> [DIRECTION]:
Write each record again exactly as it stands.

* START SUPPLIED MATERIAL *

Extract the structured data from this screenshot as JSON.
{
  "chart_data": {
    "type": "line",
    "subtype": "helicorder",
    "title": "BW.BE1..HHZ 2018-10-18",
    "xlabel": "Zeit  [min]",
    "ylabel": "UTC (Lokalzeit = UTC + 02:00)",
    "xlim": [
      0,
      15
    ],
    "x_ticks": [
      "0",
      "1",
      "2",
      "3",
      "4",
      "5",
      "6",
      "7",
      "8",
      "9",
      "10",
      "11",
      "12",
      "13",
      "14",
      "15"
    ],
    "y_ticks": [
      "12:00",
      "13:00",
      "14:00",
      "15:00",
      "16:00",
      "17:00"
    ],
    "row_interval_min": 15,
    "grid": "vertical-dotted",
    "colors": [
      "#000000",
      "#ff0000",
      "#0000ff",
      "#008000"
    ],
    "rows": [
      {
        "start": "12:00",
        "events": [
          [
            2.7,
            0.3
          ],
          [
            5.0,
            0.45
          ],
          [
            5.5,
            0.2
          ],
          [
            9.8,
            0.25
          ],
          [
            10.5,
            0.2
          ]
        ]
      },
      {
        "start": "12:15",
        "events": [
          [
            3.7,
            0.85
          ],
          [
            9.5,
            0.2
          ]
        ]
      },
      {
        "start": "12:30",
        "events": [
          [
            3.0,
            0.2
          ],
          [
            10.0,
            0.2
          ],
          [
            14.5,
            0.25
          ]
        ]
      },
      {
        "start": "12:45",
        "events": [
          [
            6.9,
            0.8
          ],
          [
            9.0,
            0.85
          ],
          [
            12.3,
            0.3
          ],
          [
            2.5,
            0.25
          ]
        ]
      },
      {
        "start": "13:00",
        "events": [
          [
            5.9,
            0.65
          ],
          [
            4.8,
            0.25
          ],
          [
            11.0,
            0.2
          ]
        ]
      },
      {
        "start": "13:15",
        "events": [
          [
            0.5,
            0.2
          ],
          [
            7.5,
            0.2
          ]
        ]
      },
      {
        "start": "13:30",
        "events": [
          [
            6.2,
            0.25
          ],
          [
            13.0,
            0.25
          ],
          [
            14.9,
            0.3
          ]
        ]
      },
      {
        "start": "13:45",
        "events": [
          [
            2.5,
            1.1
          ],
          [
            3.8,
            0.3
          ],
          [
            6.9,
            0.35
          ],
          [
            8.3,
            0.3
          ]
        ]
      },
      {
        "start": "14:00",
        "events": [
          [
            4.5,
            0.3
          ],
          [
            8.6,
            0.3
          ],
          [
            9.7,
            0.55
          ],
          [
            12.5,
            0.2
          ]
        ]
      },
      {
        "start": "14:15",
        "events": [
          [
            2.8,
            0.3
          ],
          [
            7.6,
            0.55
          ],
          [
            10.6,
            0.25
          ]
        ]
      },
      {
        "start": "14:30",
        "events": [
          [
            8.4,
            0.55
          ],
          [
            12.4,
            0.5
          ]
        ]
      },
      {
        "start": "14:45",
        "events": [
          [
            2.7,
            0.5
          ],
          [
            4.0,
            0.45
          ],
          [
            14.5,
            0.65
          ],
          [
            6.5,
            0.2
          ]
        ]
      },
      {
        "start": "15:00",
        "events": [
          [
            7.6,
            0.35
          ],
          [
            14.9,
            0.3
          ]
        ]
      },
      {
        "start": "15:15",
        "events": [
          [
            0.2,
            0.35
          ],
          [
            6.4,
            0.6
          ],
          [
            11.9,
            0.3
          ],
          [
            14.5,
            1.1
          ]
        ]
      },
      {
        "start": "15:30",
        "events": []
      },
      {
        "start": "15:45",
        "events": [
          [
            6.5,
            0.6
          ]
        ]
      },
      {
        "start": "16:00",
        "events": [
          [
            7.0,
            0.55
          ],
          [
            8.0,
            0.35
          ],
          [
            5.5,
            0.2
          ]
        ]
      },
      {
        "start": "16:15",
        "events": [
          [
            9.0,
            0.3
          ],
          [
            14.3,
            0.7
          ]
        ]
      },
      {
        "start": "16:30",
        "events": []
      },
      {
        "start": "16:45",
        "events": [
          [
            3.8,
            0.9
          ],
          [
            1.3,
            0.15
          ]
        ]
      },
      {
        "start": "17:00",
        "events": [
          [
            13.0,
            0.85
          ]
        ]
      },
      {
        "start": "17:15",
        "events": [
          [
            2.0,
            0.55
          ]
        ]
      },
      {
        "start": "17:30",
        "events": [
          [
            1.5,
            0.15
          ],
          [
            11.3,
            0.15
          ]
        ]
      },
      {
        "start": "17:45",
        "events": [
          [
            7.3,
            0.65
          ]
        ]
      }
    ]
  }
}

* END SUPPLIED MATERIAL *

> [TASK RESPONSE]:
Extract the structured data from this screenshot as JSON.
{
  "chart_data": {
    "type": "line",
    "subtype": "helicorder",
    "title": "BW.BE1..HHZ 2018-10-18",
    "xlabel": "Zeit  [min]",
    "ylabel": "UTC (Lokalzeit = UTC + 02:00)",
    "xlim": [
      0,
      15
    ],
    "x_ticks": [
      "0",
      "1",
      "2",
      "3",
      "4",
      "5",
      "6",
      "7",
      "8",
      "9",
      "10",
      "11",
      "12",
      "13",
      "14",
      "15"
    ],
    "y_ticks": [
      "12:00",
      "13:00",
      "14:00",
      "15:00",
      "16:00",
      "17:00"
    ],
    "row_interval_min": 15,
    "grid": "vertical-dotted",
    "colors": [
      "#000000",
      "#ff0000",
      "#0000ff",
      "#008000"
    ],
    "rows": [
      {
        "start": "12:00",
        "events": [
          [
            2.7,
            0.3
          ],
          [
            5.0,
            0.45
          ],
          [
            5.5,
            0.2
          ],
          [
            9.8,
            0.25
          ],
          [
            10.5,
            0.2
          ]
        ]
      },
      {
        "start": "12:15",
        "events": [
          [
            3.7,
            0.85
          ],
          [
            9.5,
            0.2
          ]
        ]
      },
      {
        "start": "12:30",
        "events": [
          [
            3.0,
            0.2
          ],
          [
            10.0,
            0.2
          ],
          [
            14.5,
            0.25
          ]
        ]
      },
      {
        "start": "12:45",
        "events": [
          [
            6.9,
            0.8
          ],
          [
            9.0,
            0.85
          ],
          [
            12.3,
            0.3
          ],
          [
            2.5,
            0.25
          ]
        ]
      },
      {
        "start": "13:00",
        "events": [
          [
            5.9,
            0.65
          ],
          [
            4.8,
            0.25
          ],
          [
            11.0,
            0.2
          ]
        ]
      },
      {
        "start": "13:15",
        "events": [
          [
            0.5,
            0.2
          ],
          [
            7.5,
            0.2
          ]
        ]
      },
      {
        "start": "13:30",
        "events": [
          [
            6.2,
            0.25
          ],
          [
            13.0,
            0.25
          ],
          [
            14.9,
            0.3
          ]
        ]
      },
      {
        "start": "13:45",
        "events": [
          [
            2.5,
            1.1
          ],
          [
            3.8,
            0.3
          ],
          [
            6.9,
            0.35
          ],
          [
            8.3,
            0.3
          ]
        ]
      },
      {
        "start": "14:00",
        "events": [
          [
            4.5,
            0.3
          ],
          [
            8.6,
            0.3
          ],
          [
            9.7,
            0.55
          ],
          [
            12.5,
            0.2
          ]
        ]
      },
      {
        "start": "14:15",
        "events": [
          [
            2.8,
            0.3
          ],
          [
            7.6,
            0.55
          ],
          [
            10.6,
            0.25
          ]
        ]
      },
      {
        "start": "14:30",
        "events": [
          [
            8.4,
            0.55
          ],
          [
            12.4,
            0.5
          ]
        ]
      },
      {
        "start": "14:45",
        "events": [
          [
            2.7,
            0.5
          ],
          [
            4.0,
            0.45
          ],
          [
            14.5,
            0.65
          ],
          [
            6.5,
            0.2
          ]
        ]
      },
      {
        "start": "15:00",
        "events": [
          [
            7.6,
            0.35
          ],
          [
            14.9,
            0.3
          ]
        ]
      },
      {
        "start": "15:15",
        "events": [
          [
            0.2,
            0.35
          ],
          [
            6.4,
            0.6
          ],
          [
            11.9,
            0.3
          ],
          [
            14.5,
            1.1
          ]
        ]
      },
      {
        "start": "15:30",
        "events": []
      },
      {
        "start": "15:45",
        "events": [
          [
            6.5,
            0.6
          ]
        ]
      },
      {
        "start": "16:00",
        "events": [
          [
            7.0,
            0.55
          ],
          [
            8.0,
            0.35
          ],
          [
            5.5,
            0.2
          ]
        ]
      },
      {
        "start": "16:15",
        "events": [
          [
            9.0,
            0.3
          ],
          [
            14.3,
            0.7
          ]
        ]
      },
      {
        "start": "16:30",
        "events": []
      },
      {
        "start": "16:45",
        "events": [
          [
            3.8,
            0.9
          ],
          [
            1.3,
            0.15
          ]
        ]
      },
      {
        "start": "17:00",
        "events": [
          [
            13.0,
            0.85
          ]
        ]
      },
      {
        "start": "17:15",
        "events": [
          [
            2.0,
            0.55
          ]
        ]
      },
      {
        "start": "17:30",
        "events": [
          [
            1.5,
            0.15
          ],
          [
            11.3,
            0.15
          ]
        ]
      },
      {
        "start": "17:45",
        "events": [
          [
            7.3,
            0.65
          ]
        ]
      }
    ]
  }
}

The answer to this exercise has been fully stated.